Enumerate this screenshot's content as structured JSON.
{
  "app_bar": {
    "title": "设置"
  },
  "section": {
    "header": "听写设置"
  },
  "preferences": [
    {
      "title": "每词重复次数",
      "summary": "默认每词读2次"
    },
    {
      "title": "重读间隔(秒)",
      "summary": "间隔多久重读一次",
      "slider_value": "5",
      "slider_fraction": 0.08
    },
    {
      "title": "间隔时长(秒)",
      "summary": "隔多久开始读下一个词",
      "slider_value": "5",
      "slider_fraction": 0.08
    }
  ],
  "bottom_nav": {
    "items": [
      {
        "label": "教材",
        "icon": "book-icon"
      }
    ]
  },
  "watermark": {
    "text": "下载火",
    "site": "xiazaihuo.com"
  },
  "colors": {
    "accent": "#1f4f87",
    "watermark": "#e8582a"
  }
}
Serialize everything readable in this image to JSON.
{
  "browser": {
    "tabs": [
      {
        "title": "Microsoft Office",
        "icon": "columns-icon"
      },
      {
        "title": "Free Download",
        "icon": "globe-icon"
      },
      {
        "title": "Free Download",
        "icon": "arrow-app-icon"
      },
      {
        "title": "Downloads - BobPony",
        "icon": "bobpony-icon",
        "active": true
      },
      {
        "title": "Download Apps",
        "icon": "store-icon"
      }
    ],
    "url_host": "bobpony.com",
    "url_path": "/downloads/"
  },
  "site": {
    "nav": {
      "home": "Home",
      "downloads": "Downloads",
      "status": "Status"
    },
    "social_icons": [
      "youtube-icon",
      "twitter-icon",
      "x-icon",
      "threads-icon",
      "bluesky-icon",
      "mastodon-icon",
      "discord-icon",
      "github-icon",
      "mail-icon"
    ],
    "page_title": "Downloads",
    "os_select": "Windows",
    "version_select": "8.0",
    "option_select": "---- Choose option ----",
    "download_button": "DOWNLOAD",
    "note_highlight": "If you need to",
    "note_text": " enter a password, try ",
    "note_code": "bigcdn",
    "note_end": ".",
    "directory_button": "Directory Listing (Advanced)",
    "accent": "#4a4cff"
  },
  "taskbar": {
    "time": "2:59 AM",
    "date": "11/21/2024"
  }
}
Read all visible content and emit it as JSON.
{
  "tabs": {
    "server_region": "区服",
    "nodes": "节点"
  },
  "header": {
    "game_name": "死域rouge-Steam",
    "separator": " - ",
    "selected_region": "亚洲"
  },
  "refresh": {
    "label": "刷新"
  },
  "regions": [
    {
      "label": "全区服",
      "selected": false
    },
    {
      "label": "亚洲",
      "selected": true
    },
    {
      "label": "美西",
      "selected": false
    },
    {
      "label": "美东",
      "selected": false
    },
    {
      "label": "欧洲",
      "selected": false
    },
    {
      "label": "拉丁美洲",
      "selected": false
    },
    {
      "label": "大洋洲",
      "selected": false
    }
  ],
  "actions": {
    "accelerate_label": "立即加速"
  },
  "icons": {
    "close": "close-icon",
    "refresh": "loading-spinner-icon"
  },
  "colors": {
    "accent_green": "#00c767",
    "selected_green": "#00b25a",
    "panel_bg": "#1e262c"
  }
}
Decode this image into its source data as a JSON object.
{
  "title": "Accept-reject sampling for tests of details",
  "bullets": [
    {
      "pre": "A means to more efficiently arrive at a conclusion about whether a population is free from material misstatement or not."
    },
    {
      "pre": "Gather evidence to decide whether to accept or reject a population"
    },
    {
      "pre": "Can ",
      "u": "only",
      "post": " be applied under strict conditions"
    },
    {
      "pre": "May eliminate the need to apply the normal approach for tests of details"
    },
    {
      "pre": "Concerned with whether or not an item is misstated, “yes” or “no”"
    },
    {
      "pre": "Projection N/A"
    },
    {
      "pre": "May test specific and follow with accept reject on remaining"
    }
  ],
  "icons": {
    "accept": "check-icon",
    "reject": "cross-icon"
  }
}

########

Challenge
Extract each line of the listing above, copying it word for word.

Result of the exercise
Enumerate this screenshot's content as structured JSON.
{
  "app_bar": {
    "title": "设置"
  },
  "section": {
    "header": "听写设置"
  },
  "preferences": [
    {
      "title": "每词重复次数",
      "summary": "默认每词读2次"
    },
    {
      "title": "重读间隔(秒)",
      "summary": "间隔多久重读一次",
      "slider_value": "5",
      "slider_fraction": 0.08
    },
    {
      "title": "间隔时长(秒)",
      "summary": "隔多久开始读下一个词",
      "slider_value": "5",
      "slider_fraction": 0.08
    }
  ],
  "bottom_nav": {
    "items": [
      {
        "label": "教材",
        "icon": "book-icon"
      }
    ]
  },
  "watermark": {
    "text": "下载火",
    "site": "xiazaihuo.com"
  },
  "colors": {
    "accent": "#1f4f87",
    "watermark": "#e8582a"
  }
}
Serialize everything readable in this image to JSON.
{
  "browser": {
    "tabs": [
      {
        "title": "Microsoft Office",
        "icon": "columns-icon"
      },
      {
        "title": "Free Download",
        "icon": "globe-icon"
      },
      {
        "title": "Free Download",
        "icon": "arrow-app-icon"
      },
      {
        "title": "Downloads - BobPony",
        "icon": "bobpony-icon",
        "active": true
      },
      {
        "title": "Download Apps",
        "icon": "store-icon"
      }
    ],
    "url_host": "bobpony.com",
    "url_path": "/downloads/"
  },
  "site": {
    "nav": {
      "home": "Home",
      "downloads": "Downloads",
      "status": "Status"
    },
    "social_icons": [
      "youtube-icon",
      "twitter-icon",
      "x-icon",
      "threads-icon",
      "bluesky-icon",
      "mastodon-icon",
      "discord-icon",
      "github-icon",
      "mail-icon"
    ],
    "page_title": "Downloads",
    "os_select": "Windows",
    "version_select": "8.0",
    "option_select": "---- Choose option ----",
    "download_button": "DOWNLOAD",
    "note_highlight": "If you need to",
    "note_text": " enter a password, try ",
    "note_code": "bigcdn",
    "note_end": ".",
    "directory_button": "Directory Listing (Advanced)",
    "accent": "#4a4cff"
  },
  "taskbar": {
    "time": "2:59 AM",
    "date": "11/21/2024"
  }
}
Read all visible content and emit it as JSON.
{
  "tabs": {
    "server_region": "区服",
    "nodes": "节点"
  },
  "header": {
    "game_name": "死域rouge-Steam",
    "separator": " - ",
    "selected_region": "亚洲"
  },
  "refresh": {
    "label": "刷新"
  },
  "regions": [
    {
      "label": "全区服",
      "selected": false
    },
    {
      "label": "亚洲",
      "selected": true
    },
    {
      "label": "美西",
      "selected": false
    },
    {
      "label": "美东",
      "selected": false
    },
    {
      "label": "欧洲",
      "selected": false
    },
    {
      "label": "拉丁美洲",
      "selected": false
    },
    {
      "label": "大洋洲",
      "selected": false
    }
  ],
  "actions": {
    "accelerate_label": "立即加速"
  },
  "icons": {
    "close": "close-icon",
    "refresh": "loading-spinner-icon"
  },
  "colors": {
    "accent_green": "#00c767",
    "selected_green": "#00b25a",
    "panel_bg": "#1e262c"
  }
}
Decode this image into its source data as a JSON object.
{
  "title": "Accept-reject sampling for tests of details",
  "bullets": [
    {
      "pre": "A means to more efficiently arrive at a conclusion about whether a population is free from material misstatement or not."
    },
    {
      "pre": "Gather evidence to decide whether to accept or reject a population"
    },
    {
      "pre": "Can ",
      "u": "only",
      "post": " be applied under strict conditions"
    },
    {
      "pre": "May eliminate the need to apply the normal approach for tests of details"
    },
    {
      "pre": "Concerned with whether or not an item is misstated, “yes” or “no”"
    },
    {
      "pre": "Projection N/A"
    },
    {
      "pre": "May test specific and follow with accept reject on remaining"
    }
  ],
  "icons": {
    "accept": "check-icon",
    "reject": "cross-icon"
  }
}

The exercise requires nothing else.